→ **Challenge**:
Work out how many lines in the listing below include the word "CHAP". Give nothing but the number.

→ **Provided data**:

════════════════════

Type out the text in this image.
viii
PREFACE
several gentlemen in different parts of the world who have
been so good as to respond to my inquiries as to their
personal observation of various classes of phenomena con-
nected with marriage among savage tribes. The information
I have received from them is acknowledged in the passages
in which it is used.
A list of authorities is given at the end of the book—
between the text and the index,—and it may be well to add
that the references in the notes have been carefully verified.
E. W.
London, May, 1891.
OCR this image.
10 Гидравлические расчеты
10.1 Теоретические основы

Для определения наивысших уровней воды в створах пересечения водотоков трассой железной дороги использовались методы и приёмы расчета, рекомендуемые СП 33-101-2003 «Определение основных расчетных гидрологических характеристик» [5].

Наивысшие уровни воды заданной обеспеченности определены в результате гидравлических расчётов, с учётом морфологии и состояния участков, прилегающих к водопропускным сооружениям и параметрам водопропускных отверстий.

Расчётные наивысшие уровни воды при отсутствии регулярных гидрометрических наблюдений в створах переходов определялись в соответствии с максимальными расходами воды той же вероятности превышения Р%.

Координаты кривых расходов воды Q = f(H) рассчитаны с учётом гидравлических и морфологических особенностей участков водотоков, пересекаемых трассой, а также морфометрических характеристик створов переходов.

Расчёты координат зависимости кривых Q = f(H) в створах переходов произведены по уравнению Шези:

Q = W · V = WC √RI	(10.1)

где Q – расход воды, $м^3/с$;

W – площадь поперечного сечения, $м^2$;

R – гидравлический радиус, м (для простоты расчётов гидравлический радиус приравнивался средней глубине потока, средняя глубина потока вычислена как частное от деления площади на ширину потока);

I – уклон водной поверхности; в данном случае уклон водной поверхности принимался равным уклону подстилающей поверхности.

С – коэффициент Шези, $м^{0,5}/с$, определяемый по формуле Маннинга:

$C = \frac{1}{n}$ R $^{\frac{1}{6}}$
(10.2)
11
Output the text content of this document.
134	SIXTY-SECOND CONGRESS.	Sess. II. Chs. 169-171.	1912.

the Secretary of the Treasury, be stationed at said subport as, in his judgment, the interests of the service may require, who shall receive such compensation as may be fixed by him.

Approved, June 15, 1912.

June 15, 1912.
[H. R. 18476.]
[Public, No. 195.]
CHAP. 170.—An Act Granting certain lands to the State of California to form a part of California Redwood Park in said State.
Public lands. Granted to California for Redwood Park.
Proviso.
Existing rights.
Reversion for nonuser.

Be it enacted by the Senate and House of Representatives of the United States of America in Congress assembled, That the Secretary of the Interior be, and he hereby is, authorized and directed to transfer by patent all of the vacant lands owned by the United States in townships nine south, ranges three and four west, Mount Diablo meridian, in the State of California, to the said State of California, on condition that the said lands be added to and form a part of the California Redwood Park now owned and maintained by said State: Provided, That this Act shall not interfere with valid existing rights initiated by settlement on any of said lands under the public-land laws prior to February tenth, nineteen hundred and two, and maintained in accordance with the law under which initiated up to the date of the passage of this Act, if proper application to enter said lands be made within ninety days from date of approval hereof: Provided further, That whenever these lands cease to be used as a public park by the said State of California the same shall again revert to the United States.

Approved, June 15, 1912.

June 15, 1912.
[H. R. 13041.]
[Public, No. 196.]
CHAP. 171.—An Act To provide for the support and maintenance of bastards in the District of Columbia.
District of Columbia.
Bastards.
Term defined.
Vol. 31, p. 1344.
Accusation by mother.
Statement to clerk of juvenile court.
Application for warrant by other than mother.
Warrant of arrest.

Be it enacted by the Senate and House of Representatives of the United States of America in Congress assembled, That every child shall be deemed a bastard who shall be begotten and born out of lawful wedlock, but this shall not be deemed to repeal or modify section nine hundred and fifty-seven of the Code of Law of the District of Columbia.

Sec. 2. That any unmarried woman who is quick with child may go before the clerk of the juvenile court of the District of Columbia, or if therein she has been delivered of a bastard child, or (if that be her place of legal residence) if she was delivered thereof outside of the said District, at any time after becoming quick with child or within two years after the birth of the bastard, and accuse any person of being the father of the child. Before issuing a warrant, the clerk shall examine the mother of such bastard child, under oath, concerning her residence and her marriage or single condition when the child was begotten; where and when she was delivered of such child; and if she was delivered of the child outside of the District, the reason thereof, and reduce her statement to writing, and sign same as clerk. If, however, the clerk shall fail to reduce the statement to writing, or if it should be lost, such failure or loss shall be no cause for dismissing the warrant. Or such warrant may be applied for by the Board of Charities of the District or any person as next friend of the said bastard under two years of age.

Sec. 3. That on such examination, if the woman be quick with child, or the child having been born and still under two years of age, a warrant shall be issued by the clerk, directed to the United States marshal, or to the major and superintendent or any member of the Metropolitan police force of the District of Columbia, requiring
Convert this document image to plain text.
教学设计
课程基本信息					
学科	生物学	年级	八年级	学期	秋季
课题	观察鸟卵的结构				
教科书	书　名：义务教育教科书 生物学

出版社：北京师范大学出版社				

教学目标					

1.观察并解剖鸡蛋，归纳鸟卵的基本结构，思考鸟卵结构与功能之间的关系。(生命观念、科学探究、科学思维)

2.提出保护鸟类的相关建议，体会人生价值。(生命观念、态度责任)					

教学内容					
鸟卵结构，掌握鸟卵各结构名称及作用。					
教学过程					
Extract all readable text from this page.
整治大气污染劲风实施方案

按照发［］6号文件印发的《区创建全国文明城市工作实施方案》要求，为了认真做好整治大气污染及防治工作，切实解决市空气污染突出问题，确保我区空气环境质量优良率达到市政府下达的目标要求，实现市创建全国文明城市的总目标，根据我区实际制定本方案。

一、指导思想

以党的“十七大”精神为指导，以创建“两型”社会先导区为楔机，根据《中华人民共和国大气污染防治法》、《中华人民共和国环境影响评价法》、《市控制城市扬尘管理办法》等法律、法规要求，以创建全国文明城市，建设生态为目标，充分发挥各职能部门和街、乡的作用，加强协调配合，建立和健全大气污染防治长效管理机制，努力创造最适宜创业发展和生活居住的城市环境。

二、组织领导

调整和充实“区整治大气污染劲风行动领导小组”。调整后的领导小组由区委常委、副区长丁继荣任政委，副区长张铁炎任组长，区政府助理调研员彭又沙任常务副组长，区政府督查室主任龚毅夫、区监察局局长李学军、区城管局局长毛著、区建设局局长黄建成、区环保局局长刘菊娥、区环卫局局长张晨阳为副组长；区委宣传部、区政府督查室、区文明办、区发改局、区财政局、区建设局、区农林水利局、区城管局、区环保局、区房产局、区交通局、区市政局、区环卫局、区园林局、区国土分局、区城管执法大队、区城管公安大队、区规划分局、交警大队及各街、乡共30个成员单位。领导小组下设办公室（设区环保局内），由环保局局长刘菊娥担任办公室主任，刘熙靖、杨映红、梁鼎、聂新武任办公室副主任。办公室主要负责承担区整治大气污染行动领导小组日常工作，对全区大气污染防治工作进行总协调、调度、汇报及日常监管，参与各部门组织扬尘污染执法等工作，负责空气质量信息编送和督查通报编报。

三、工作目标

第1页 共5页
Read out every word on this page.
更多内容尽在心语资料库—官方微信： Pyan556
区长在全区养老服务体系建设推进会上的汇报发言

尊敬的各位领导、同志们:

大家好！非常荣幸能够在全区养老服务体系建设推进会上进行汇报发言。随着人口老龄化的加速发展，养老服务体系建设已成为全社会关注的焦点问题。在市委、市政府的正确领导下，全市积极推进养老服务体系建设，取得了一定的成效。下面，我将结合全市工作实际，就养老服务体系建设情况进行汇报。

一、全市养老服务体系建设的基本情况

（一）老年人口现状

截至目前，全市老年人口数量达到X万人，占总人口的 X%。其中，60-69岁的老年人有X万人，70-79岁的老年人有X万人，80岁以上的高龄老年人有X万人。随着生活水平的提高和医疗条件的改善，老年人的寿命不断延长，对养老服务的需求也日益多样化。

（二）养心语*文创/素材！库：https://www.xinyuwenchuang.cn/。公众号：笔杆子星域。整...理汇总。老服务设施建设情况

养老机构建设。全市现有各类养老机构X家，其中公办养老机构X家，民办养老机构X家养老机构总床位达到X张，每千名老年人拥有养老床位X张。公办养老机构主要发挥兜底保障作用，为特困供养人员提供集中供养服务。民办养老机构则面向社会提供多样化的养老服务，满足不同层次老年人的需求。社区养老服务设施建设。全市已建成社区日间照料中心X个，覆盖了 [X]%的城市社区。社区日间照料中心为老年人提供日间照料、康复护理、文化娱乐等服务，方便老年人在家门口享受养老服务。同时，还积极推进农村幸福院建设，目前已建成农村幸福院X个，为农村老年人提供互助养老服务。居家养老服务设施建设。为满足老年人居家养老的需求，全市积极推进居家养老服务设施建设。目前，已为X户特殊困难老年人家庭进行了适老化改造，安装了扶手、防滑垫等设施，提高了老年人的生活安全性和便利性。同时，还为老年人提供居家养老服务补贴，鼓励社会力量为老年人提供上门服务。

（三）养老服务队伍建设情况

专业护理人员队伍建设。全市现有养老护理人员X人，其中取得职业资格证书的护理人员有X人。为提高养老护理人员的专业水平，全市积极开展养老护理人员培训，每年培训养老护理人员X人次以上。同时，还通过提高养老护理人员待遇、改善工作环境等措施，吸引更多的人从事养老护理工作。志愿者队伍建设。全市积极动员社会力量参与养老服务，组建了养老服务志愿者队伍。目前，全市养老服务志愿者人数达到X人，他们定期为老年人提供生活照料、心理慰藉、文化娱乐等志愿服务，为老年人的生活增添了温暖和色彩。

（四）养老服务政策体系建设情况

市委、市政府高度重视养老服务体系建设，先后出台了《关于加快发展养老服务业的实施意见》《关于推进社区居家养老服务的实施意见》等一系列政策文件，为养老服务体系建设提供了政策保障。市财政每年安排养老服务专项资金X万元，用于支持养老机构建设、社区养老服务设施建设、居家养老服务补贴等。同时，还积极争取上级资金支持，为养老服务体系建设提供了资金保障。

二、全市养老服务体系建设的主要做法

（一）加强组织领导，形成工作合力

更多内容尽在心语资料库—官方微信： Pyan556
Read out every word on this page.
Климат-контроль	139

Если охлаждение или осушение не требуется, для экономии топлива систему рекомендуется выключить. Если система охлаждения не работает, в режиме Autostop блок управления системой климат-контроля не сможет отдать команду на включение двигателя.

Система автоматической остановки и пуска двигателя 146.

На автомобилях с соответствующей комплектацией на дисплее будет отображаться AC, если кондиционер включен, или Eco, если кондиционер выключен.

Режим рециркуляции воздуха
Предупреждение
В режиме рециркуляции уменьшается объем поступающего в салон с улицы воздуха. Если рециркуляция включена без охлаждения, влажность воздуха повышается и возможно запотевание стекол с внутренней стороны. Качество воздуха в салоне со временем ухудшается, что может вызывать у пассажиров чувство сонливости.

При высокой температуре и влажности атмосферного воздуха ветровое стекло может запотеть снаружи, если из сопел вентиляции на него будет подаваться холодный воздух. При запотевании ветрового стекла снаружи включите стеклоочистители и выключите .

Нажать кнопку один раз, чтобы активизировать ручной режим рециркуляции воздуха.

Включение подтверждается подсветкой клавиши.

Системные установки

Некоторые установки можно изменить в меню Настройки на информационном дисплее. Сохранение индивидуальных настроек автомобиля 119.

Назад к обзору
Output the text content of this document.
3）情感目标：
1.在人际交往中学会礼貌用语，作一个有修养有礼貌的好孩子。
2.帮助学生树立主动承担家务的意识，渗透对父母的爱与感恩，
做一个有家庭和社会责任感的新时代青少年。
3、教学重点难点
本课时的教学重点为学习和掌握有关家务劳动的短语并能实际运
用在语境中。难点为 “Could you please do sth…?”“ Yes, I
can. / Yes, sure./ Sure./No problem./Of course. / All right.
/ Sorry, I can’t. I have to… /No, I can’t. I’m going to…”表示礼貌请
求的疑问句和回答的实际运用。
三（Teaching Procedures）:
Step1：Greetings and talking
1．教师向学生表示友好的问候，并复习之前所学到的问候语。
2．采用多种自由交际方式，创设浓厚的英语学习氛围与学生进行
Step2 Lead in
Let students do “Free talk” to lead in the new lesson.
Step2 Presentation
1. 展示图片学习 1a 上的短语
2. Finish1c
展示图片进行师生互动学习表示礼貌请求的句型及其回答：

════════════════════

→ **Expected output**:
2